* [Records provided]
····················
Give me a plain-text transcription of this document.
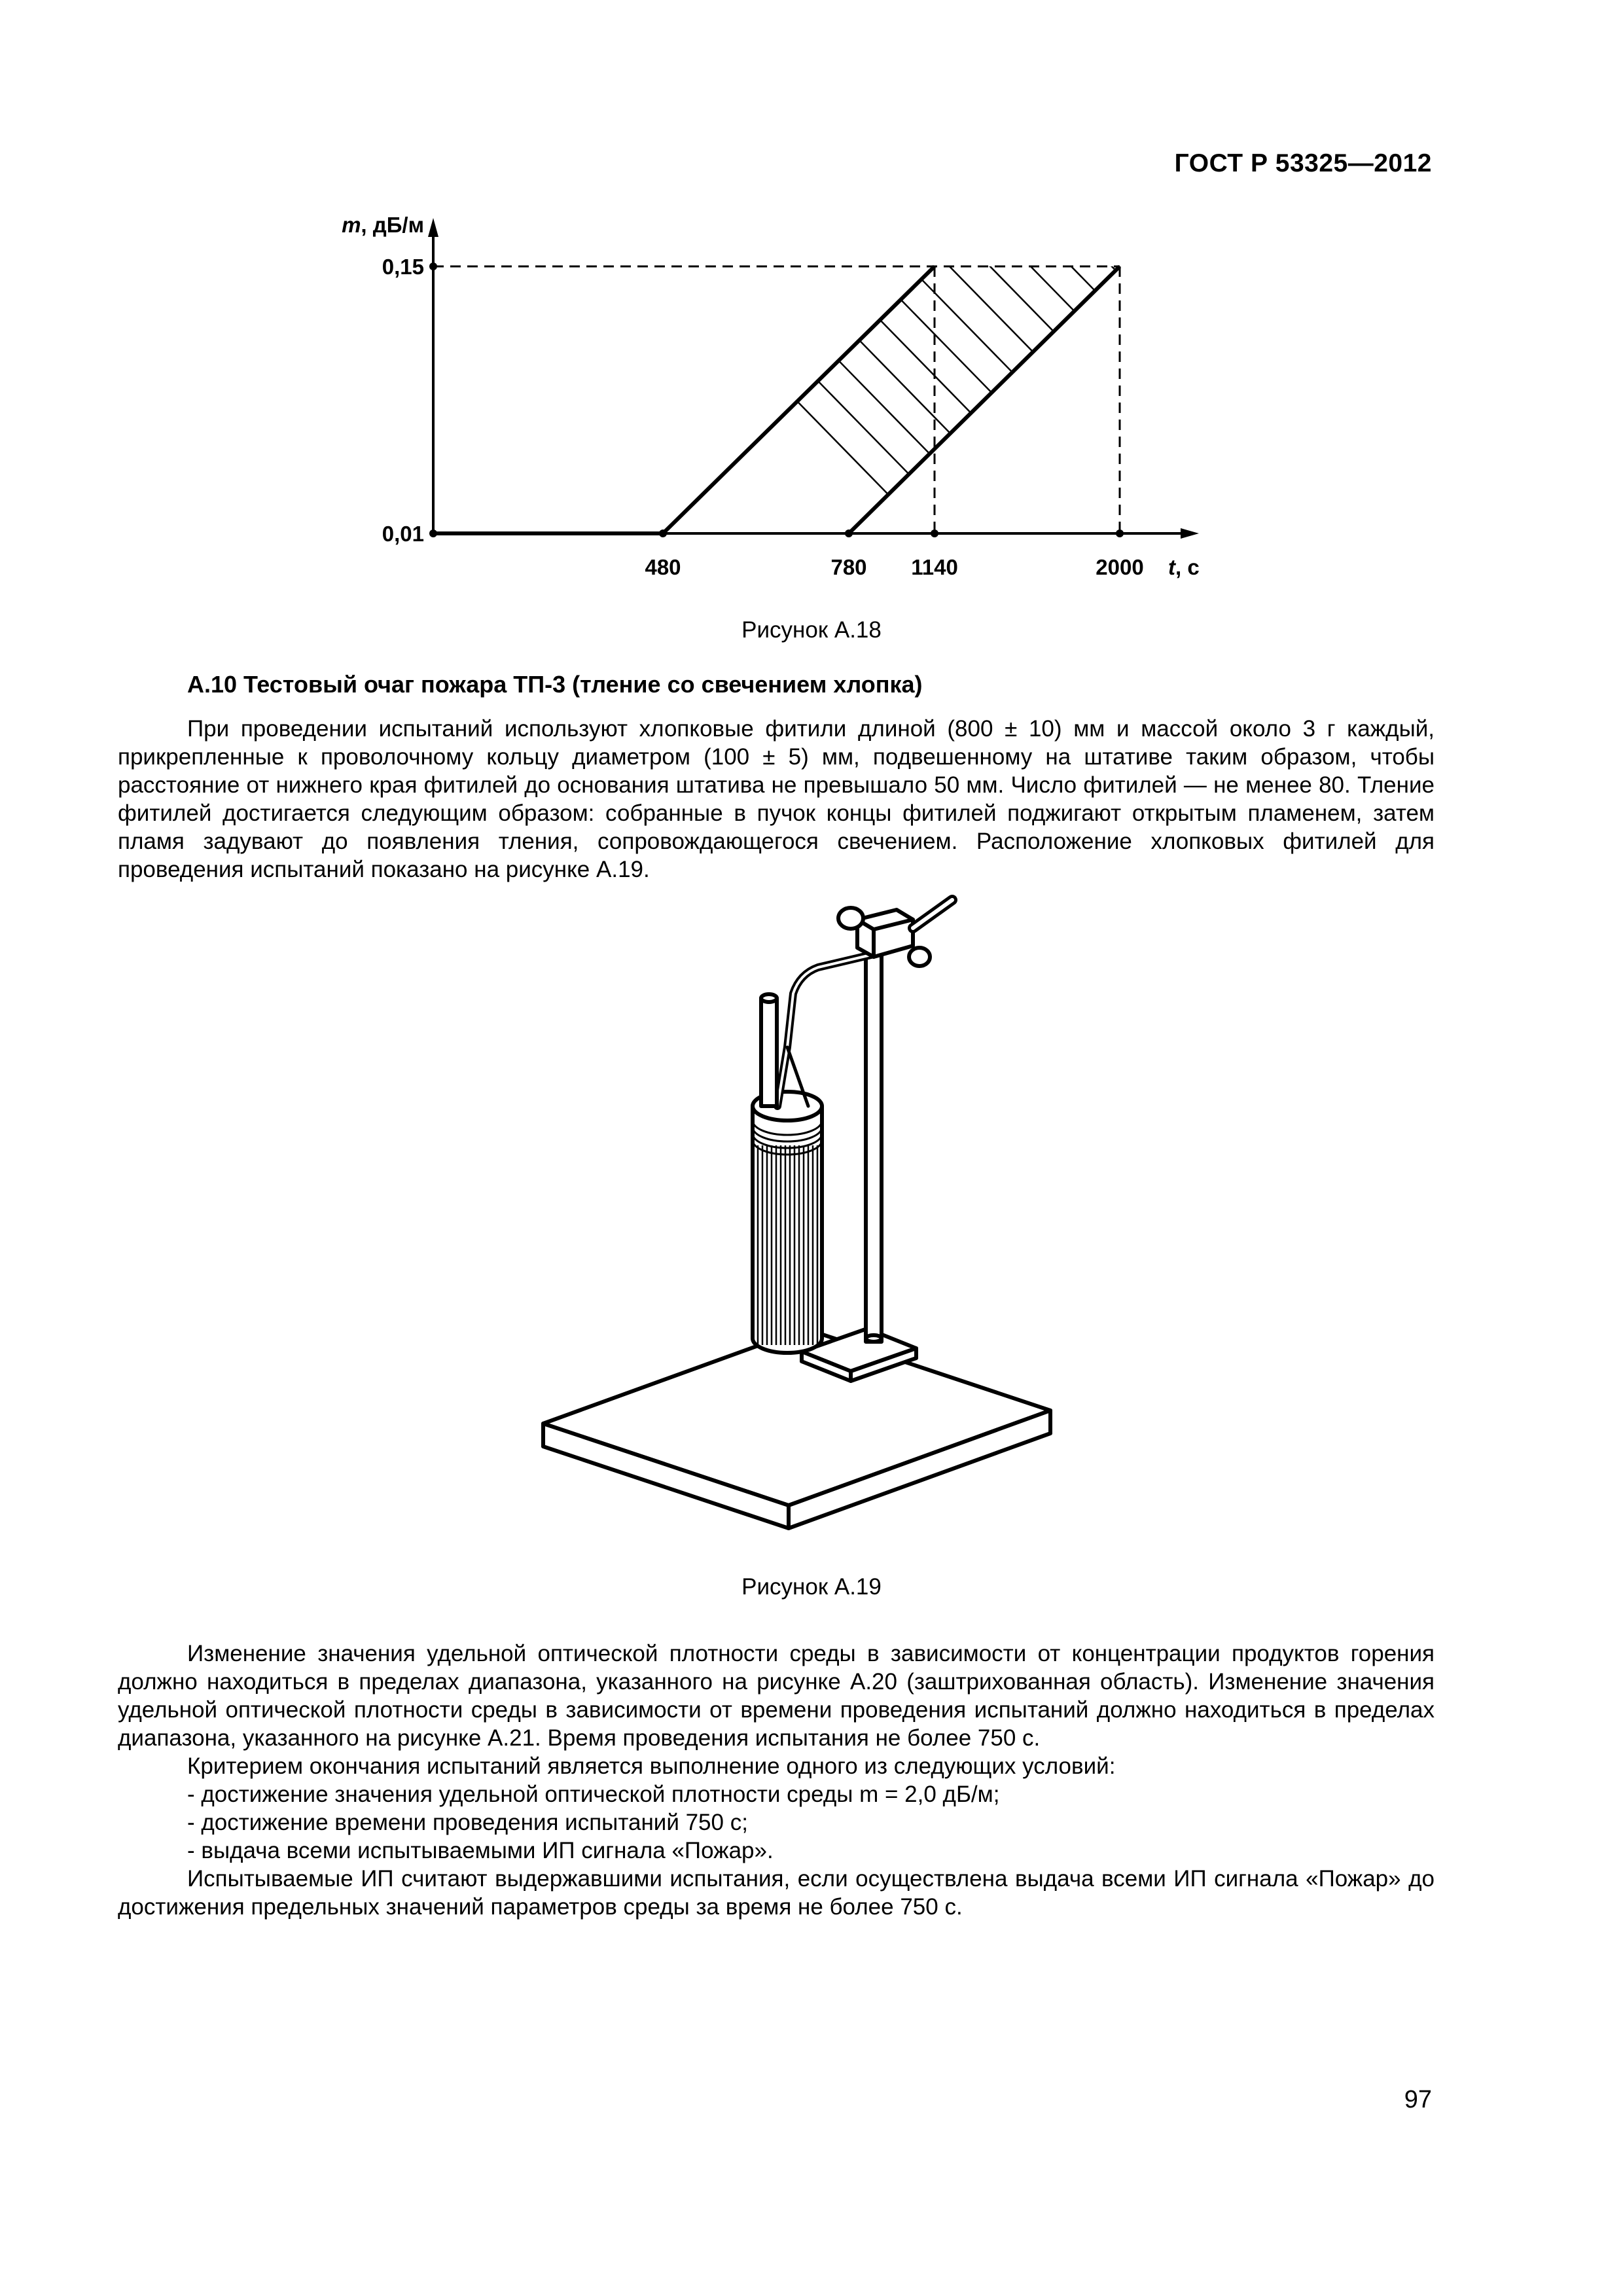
ГОСТ Р 53325—2012
m, дБ/м
0,15
0,01
480	780 1140	2000 t, с
Рисунок А.18
А.10 Тестовый очаг пожара ТП-3 (тление со свечением хлопка)

При проведении испытаний используют хлопковые фитили длиной (800 ± 10) мм и массой около 3 г каждый, прикрепленные к проволочному кольцу диаметром (100 ± 5) мм, подвешенному на штативе таким образом, чтобы расстояние от нижнего края фитилей до основания штатива не превышало 50 мм. Число фитилей — не менее 80. Тление фитилей достигается следующим образом: собранные в пучок концы фитилей поджигают открытым пламенем, затем пламя задувают до появления тления, сопровождающегося свечением. Расположение хлопковых фитилей для проведения испытаний показано на рисунке А.19.

Рисунок А.19

Изменение значения удельной оптической плотности среды в зависимости от концентрации продуктов горения должно находиться в пределах диапазона, указанного на рисунке А.20 (заштрихованная область). Изменение значения удельной оптической плотности среды в зависимости от времени проведения испытаний должно находиться в пределах диапазона, указанного на рисунке А.21. Время проведения испытания не более 750 с.

Критерием окончания испытаний является выполнение одного из следующих условий:

- достижение значения удельной оптической плотности среды m = 2,0 дБ/м;
- достижение времени проведения испытаний 750 с;
- выдача всеми испытываемыми ИП сигнала «Пожар».

Испытываемые ИП считают выдержавшими испытания, если осуществлена выдача всеми ИП сигнала «Пожар» до достижения предельных значений параметров среды за время не более 750 с.

97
····················
Transcribe all of the records above character for character. Exclude the pictures.

Give me a plain-text transcription of this document.
ГОСТ Р 53325—2012
m, дБ/м
0,15
0,01
480	780 1140	2000 t, с
Рисунок А.18
А.10 Тестовый очаг пожара ТП-3 (тление со свечением хлопка)

При проведении испытаний используют хлопковые фитили длиной (800 ± 10) мм и массой около 3 г каждый, прикрепленные к проволочному кольцу диаметром (100 ± 5) мм, подвешенному на штативе таким образом, чтобы расстояние от нижнего края фитилей до основания штатива не превышало 50 мм. Число фитилей — не менее 80. Тление фитилей достигается следующим образом: собранные в пучок концы фитилей поджигают открытым пламенем, затем пламя задувают до появления тления, сопровождающегося свечением. Расположение хлопковых фитилей для проведения испытаний показано на рисунке А.19.

Рисунок А.19

Изменение значения удельной оптической плотности среды в зависимости от концентрации продуктов горения должно находиться в пределах диапазона, указанного на рисунке А.20 (заштрихованная область). Изменение значения удельной оптической плотности среды в зависимости от времени проведения испытаний должно находиться в пределах диапазона, указанного на рисунке А.21. Время проведения испытания не более 750 с.

Критерием окончания испытаний является выполнение одного из следующих условий:

- достижение значения удельной оптической плотности среды m = 2,0 дБ/м;
- достижение времени проведения испытаний 750 с;
- выдача всеми испытываемыми ИП сигнала «Пожар».

Испытываемые ИП считают выдержавшими испытания, если осуществлена выдача всеми ИП сигнала «Пожар» до достижения предельных значений параметров среды за время не более 750 с.

97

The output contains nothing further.